What needs to be done
Within the material below, find each line bearing the word "mascaras" and present it.

⟨

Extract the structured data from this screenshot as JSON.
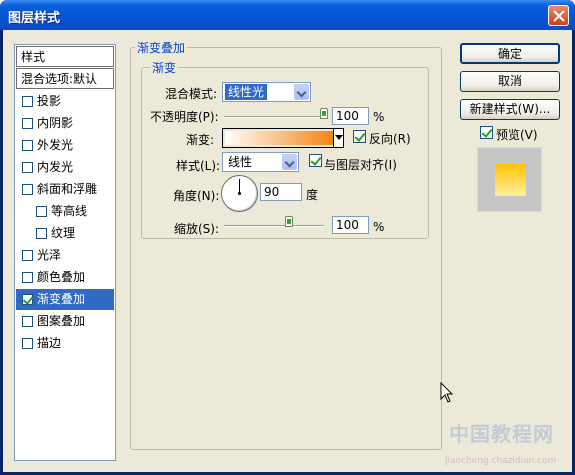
{
  "window": {
    "title": "图层样式"
  },
  "sidebar": {
    "header": "样式",
    "blend_default": "混合选项:默认",
    "items": [
      {
        "label": "投影",
        "checked": false,
        "indent": false
      },
      {
        "label": "内阴影",
        "checked": false,
        "indent": false
      },
      {
        "label": "外发光",
        "checked": false,
        "indent": false
      },
      {
        "label": "内发光",
        "checked": false,
        "indent": false
      },
      {
        "label": "斜面和浮雕",
        "checked": false,
        "indent": false
      },
      {
        "label": "等高线",
        "checked": false,
        "indent": true
      },
      {
        "label": "纹理",
        "checked": false,
        "indent": true
      },
      {
        "label": "光泽",
        "checked": false,
        "indent": false
      },
      {
        "label": "颜色叠加",
        "checked": false,
        "indent": false
      },
      {
        "label": "渐变叠加",
        "checked": true,
        "indent": false,
        "selected": true
      },
      {
        "label": "图案叠加",
        "checked": false,
        "indent": false
      },
      {
        "label": "描边",
        "checked": false,
        "indent": false
      }
    ]
  },
  "panel": {
    "group_title": "渐变叠加",
    "sub_title": "渐变",
    "blend_mode_label": "混合模式:",
    "blend_mode_value": "线性光",
    "opacity_label": "不透明度(P):",
    "opacity_value": "100",
    "opacity_unit": "%",
    "opacity_level": 1.0,
    "gradient_label": "渐变:",
    "reverse_label": "反向(R)",
    "reverse_checked": true,
    "style_label": "样式(L):",
    "style_value": "线性",
    "align_label": "与图层对齐(I)",
    "align_checked": true,
    "angle_label": "角度(N):",
    "angle_value": "90",
    "angle_unit": "度",
    "scale_label": "缩放(S):",
    "scale_value": "100",
    "scale_unit": "%",
    "scale_level": 0.5
  },
  "buttons": {
    "ok": "确定",
    "cancel": "取消",
    "new_style": "新建样式(W)...",
    "preview_label": "预览(V)",
    "preview_checked": true
  },
  "watermark": {
    "line1": "中国教程网",
    "line2": "jiaocheng.chazidian.com"
  },
  "colors": {
    "accent": "#316ac5",
    "title_blue": "#0046d5",
    "gradient_start": "#ffffff",
    "gradient_end": "#f47b00"
  }
}
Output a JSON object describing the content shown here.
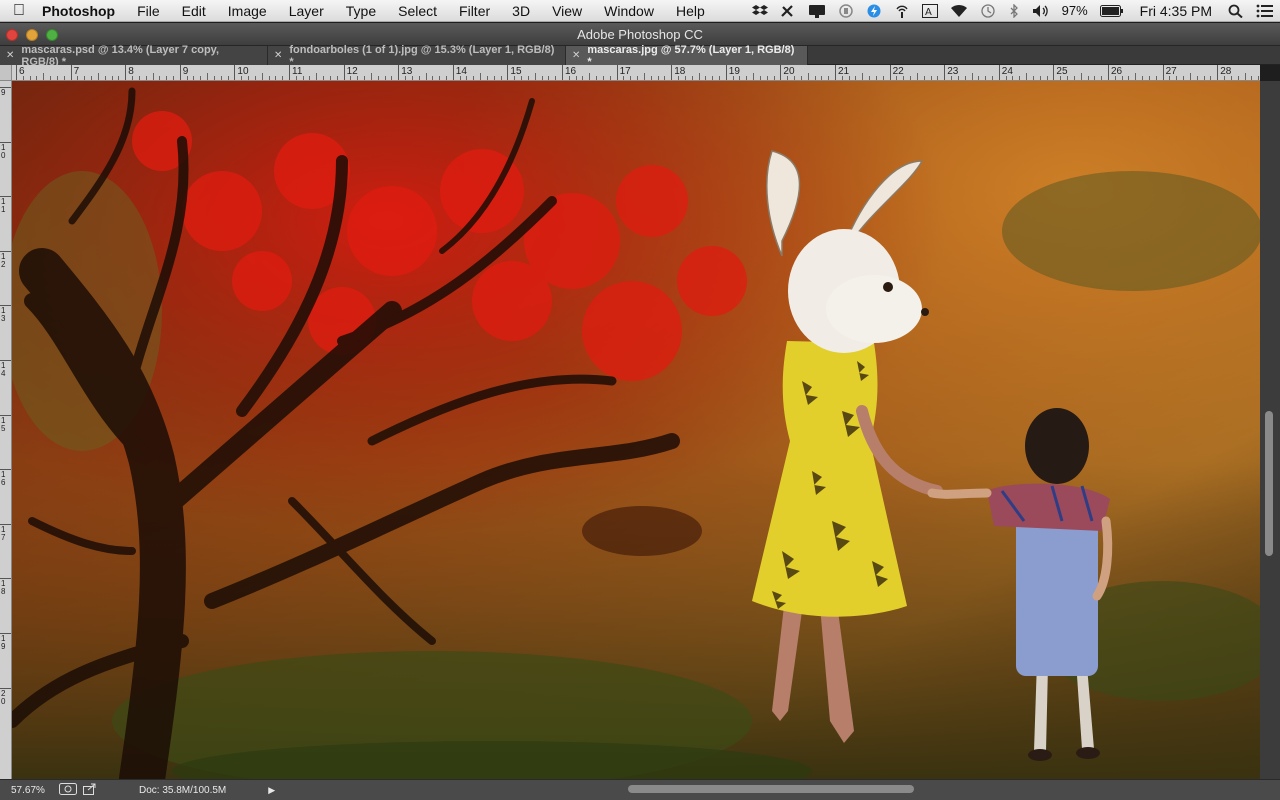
{
  "menubar": {
    "app_name": "Photoshop",
    "items": [
      "File",
      "Edit",
      "Image",
      "Layer",
      "Type",
      "Select",
      "Filter",
      "3D",
      "View",
      "Window",
      "Help"
    ],
    "battery": "97%",
    "clock": "Fri 4:35 PM"
  },
  "window": {
    "title": "Adobe Photoshop CC"
  },
  "tabs": [
    {
      "label": "mascaras.psd @ 13.4% (Layer 7 copy, RGB/8) *",
      "active": false
    },
    {
      "label": "fondoarboles (1 of 1).jpg @ 15.3% (Layer 1, RGB/8) *",
      "active": false
    },
    {
      "label": "mascaras.jpg @ 57.7% (Layer 1, RGB/8) *",
      "active": true
    }
  ],
  "ruler": {
    "labels": [
      "6",
      "7",
      "8",
      "9",
      "10",
      "11",
      "12",
      "13",
      "14",
      "15",
      "16",
      "17",
      "18",
      "19",
      "20",
      "21",
      "22",
      "23",
      "24",
      "25",
      "26",
      "27",
      "28"
    ],
    "vertical_labels": [
      "9",
      "1 0",
      "1 1",
      "1 2",
      "1 3",
      "1 4",
      "1 5",
      "1 6",
      "1 7",
      "1 8",
      "1 9",
      "2 0"
    ]
  },
  "status": {
    "zoom": "57.67%",
    "doc": "Doc: 35.8M/100.5M"
  },
  "colors": {
    "menubar": "#e8e8e8",
    "titlebar": "#4a4a4a",
    "close_light": "#e0443e",
    "minimize_light": "#e1a43a",
    "zoom_light": "#4fb043"
  }
}
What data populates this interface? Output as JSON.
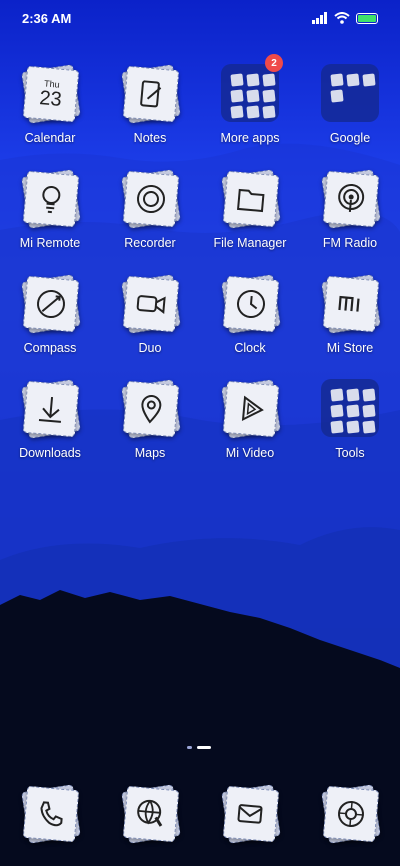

⟩

Solution below
      "label": "mascaras.psd @ 13.4% (Layer 7 copy, RGB/8) *",
      "label": "mascaras.jpg @ 57.7% (Layer 1, RGB/8) *",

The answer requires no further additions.